### [Data shown]
+-------+

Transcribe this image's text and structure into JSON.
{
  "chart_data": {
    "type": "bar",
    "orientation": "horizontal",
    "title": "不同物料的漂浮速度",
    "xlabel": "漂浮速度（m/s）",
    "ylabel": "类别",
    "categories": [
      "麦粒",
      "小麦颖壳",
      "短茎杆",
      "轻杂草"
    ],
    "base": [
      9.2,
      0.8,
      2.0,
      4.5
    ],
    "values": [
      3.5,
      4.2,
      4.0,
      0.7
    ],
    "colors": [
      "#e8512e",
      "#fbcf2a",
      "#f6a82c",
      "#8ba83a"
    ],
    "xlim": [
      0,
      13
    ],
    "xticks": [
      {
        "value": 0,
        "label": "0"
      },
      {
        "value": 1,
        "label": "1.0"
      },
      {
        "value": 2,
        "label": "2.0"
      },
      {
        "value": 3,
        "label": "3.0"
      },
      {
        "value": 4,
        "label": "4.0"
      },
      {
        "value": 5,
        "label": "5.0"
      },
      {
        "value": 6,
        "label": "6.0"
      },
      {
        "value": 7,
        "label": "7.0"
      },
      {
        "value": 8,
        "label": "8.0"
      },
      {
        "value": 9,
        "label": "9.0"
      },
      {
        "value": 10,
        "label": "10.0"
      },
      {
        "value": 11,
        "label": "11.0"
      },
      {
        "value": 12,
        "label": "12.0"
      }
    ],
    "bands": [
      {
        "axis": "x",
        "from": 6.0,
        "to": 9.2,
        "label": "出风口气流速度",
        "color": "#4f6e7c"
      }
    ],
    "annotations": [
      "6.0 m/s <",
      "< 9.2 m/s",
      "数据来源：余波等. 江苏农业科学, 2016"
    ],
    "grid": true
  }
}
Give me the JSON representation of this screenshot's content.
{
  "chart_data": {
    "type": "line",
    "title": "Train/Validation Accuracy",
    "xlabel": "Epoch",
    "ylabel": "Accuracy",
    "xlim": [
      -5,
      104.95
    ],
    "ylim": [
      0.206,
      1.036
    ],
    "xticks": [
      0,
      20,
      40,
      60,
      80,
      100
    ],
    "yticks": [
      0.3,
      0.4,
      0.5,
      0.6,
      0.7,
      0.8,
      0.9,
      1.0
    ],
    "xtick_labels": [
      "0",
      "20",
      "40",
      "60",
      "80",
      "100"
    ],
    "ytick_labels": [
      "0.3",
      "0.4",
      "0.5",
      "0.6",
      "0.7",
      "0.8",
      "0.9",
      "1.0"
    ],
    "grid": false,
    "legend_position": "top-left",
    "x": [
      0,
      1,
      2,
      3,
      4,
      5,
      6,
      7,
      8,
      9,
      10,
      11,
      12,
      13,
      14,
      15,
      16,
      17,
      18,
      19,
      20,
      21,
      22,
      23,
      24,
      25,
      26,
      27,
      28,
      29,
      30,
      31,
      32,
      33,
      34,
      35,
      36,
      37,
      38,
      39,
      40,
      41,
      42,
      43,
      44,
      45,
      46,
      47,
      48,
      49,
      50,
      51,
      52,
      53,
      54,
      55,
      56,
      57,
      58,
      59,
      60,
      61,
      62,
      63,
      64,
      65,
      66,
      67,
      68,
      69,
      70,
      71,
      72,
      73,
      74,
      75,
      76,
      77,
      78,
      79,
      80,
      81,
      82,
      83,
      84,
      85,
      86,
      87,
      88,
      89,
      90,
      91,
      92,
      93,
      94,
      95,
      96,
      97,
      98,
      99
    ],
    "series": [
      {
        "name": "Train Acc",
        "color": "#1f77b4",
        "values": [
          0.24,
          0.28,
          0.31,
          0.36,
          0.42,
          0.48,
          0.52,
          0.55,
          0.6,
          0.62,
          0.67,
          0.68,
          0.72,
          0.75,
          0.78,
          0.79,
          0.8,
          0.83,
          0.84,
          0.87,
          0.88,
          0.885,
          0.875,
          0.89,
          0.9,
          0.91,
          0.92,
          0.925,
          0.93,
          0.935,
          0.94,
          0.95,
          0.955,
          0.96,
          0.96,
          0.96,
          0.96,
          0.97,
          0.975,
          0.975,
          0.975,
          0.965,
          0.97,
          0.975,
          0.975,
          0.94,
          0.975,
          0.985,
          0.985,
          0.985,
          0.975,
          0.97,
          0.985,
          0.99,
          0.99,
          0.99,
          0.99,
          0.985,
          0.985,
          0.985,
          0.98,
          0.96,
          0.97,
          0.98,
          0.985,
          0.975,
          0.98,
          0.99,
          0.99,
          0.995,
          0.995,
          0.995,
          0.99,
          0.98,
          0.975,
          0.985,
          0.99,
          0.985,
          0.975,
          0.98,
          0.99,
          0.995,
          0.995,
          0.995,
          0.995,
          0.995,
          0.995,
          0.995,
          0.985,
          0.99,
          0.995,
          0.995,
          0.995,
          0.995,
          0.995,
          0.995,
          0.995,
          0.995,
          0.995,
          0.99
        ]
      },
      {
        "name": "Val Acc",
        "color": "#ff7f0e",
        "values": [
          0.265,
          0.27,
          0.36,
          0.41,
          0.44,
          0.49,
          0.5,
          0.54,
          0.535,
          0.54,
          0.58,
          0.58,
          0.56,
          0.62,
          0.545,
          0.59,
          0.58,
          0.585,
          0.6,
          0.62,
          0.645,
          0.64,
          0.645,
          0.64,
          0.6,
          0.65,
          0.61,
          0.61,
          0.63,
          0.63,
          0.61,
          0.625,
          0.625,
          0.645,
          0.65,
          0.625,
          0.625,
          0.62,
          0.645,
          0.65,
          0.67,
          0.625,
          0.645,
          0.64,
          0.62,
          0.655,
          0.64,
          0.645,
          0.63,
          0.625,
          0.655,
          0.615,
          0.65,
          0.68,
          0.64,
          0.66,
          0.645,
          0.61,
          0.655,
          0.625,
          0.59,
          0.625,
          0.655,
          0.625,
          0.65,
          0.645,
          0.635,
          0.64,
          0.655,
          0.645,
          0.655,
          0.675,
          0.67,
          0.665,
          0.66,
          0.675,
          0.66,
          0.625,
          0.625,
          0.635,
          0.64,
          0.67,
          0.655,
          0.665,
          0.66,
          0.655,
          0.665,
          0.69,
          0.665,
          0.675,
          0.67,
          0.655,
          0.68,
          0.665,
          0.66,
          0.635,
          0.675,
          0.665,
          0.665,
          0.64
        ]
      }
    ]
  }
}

+-------+

### [Goal]
Copy out the data shown above without altering anything.

### [Expected answer]
Transcribe this image's text and structure into JSON.
{
  "chart_data": {
    "type": "bar",
    "orientation": "horizontal",
    "title": "不同物料的漂浮速度",
    "xlabel": "漂浮速度（m/s）",
    "ylabel": "类别",
    "categories": [
      "麦粒",
      "小麦颖壳",
      "短茎杆",
      "轻杂草"
    ],
    "base": [
      9.2,
      0.8,
      2.0,
      4.5
    ],
    "values": [
      3.5,
      4.2,
      4.0,
      0.7
    ],
    "colors": [
      "#e8512e",
      "#fbcf2a",
      "#f6a82c",
      "#8ba83a"
    ],
    "xlim": [
      0,
      13
    ],
    "xticks": [
      {
        "value": 0,
        "label": "0"
      },
      {
        "value": 1,
        "label": "1.0"
      },
      {
        "value": 2,
        "label": "2.0"
      },
      {
        "value": 3,
        "label": "3.0"
      },
      {
        "value": 4,
        "label": "4.0"
      },
      {
        "value": 5,
        "label": "5.0"
      },
      {
        "value": 6,
        "label": "6.0"
      },
      {
        "value": 7,
        "label": "7.0"
      },
      {
        "value": 8,
        "label": "8.0"
      },
      {
        "value": 9,
        "label": "9.0"
      },
      {
        "value": 10,
        "label": "10.0"
      },
      {
        "value": 11,
        "label": "11.0"
      },
      {
        "value": 12,
        "label": "12.0"
      }
    ],
    "bands": [
      {
        "axis": "x",
        "from": 6.0,
        "to": 9.2,
        "label": "出风口气流速度",
        "color": "#4f6e7c"
      }
    ],
    "annotations": [
      "6.0 m/s <",
      "< 9.2 m/s",
      "数据来源：余波等. 江苏农业科学, 2016"
    ],
    "grid": true
  }
}
Give me the JSON representation of this screenshot's content.
{
  "chart_data": {
    "type": "line",
    "title": "Train/Validation Accuracy",
    "xlabel": "Epoch",
    "ylabel": "Accuracy",
    "xlim": [
      -5,
      104.95
    ],
    "ylim": [
      0.206,
      1.036
    ],
    "xticks": [
      0,
      20,
      40,
      60,
      80,
      100
    ],
    "yticks": [
      0.3,
      0.4,
      0.5,
      0.6,
      0.7,
      0.8,
      0.9,
      1.0
    ],
    "xtick_labels": [
      "0",
      "20",
      "40",
      "60",
      "80",
      "100"
    ],
    "ytick_labels": [
      "0.3",
      "0.4",
      "0.5",
      "0.6",
      "0.7",
      "0.8",
      "0.9",
      "1.0"
    ],
    "grid": false,
    "legend_position": "top-left",
    "x": [
      0,
      1,
      2,
      3,
      4,
      5,
      6,
      7,
      8,
      9,
      10,
      11,
      12,
      13,
      14,
      15,
      16,
      17,
      18,
      19,
      20,
      21,
      22,
      23,
      24,
      25,
      26,
      27,
      28,
      29,
      30,
      31,
      32,
      33,
      34,
      35,
      36,
      37,
      38,
      39,
      40,
      41,
      42,
      43,
      44,
      45,
      46,
      47,
      48,
      49,
      50,
      51,
      52,
      53,
      54,
      55,
      56,
      57,
      58,
      59,
      60,
      61,
      62,
      63,
      64,
      65,
      66,
      67,
      68,
      69,
      70,
      71,
      72,
      73,
      74,
      75,
      76,
      77,
      78,
      79,
      80,
      81,
      82,
      83,
      84,
      85,
      86,
      87,
      88,
      89,
      90,
      91,
      92,
      93,
      94,
      95,
      96,
      97,
      98,
      99
    ],
    "series": [
      {
        "name": "Train Acc",
        "color": "#1f77b4",
        "values": [
          0.24,
          0.28,
          0.31,
          0.36,
          0.42,
          0.48,
          0.52,
          0.55,
          0.6,
          0.62,
          0.67,
          0.68,
          0.72,
          0.75,
          0.78,
          0.79,
          0.8,
          0.83,
          0.84,
          0.87,
          0.88,
          0.885,
          0.875,
          0.89,
          0.9,
          0.91,
          0.92,
          0.925,
          0.93,
          0.935,
          0.94,
          0.95,
          0.955,
          0.96,
          0.96,
          0.96,
          0.96,
          0.97,
          0.975,
          0.975,
          0.975,
          0.965,
          0.97,
          0.975,
          0.975,
          0.94,
          0.975,
          0.985,
          0.985,
          0.985,
          0.975,
          0.97,
          0.985,
          0.99,
          0.99,
          0.99,
          0.99,
          0.985,
          0.985,
          0.985,
          0.98,
          0.96,
          0.97,
          0.98,
          0.985,
          0.975,
          0.98,
          0.99,
          0.99,
          0.995,
          0.995,
          0.995,
          0.99,
          0.98,
          0.975,
          0.985,
          0.99,
          0.985,
          0.975,
          0.98,
          0.99,
          0.995,
          0.995,
          0.995,
          0.995,
          0.995,
          0.995,
          0.995,
          0.985,
          0.99,
          0.995,
          0.995,
          0.995,
          0.995,
          0.995,
          0.995,
          0.995,
          0.995,
          0.995,
          0.99
        ]
      },
      {
        "name": "Val Acc",
        "color": "#ff7f0e",
        "values": [
          0.265,
          0.27,
          0.36,
          0.41,
          0.44,
          0.49,
          0.5,
          0.54,
          0.535,
          0.54,
          0.58,
          0.58,
          0.56,
          0.62,
          0.545,
          0.59,
          0.58,
          0.585,
          0.6,
          0.62,
          0.645,
          0.64,
          0.645,
          0.64,
          0.6,
          0.65,
          0.61,
          0.61,
          0.63,
          0.63,
          0.61,
          0.625,
          0.625,
          0.645,
          0.65,
          0.625,
          0.625,
          0.62,
          0.645,
          0.65,
          0.67,
          0.625,
          0.645,
          0.64,
          0.62,
          0.655,
          0.64,
          0.645,
          0.63,
          0.625,
          0.655,
          0.615,
          0.65,
          0.68,
          0.64,
          0.66,
          0.645,
          0.61,
          0.655,
          0.625,
          0.59,
          0.625,
          0.655,
          0.625,
          0.65,
          0.645,
          0.635,
          0.64,
          0.655,
          0.645,
          0.655,
          0.675,
          0.67,
          0.665,
          0.66,
          0.675,
          0.66,
          0.625,
          0.625,
          0.635,
          0.64,
          0.67,
          0.655,
          0.665,
          0.66,
          0.655,
          0.665,
          0.69,
          0.665,
          0.675,
          0.67,
          0.655,
          0.68,
          0.665,
          0.66,
          0.635,
          0.675,
          0.665,
          0.665,
          0.64
        ]
      }
    ]
  }
}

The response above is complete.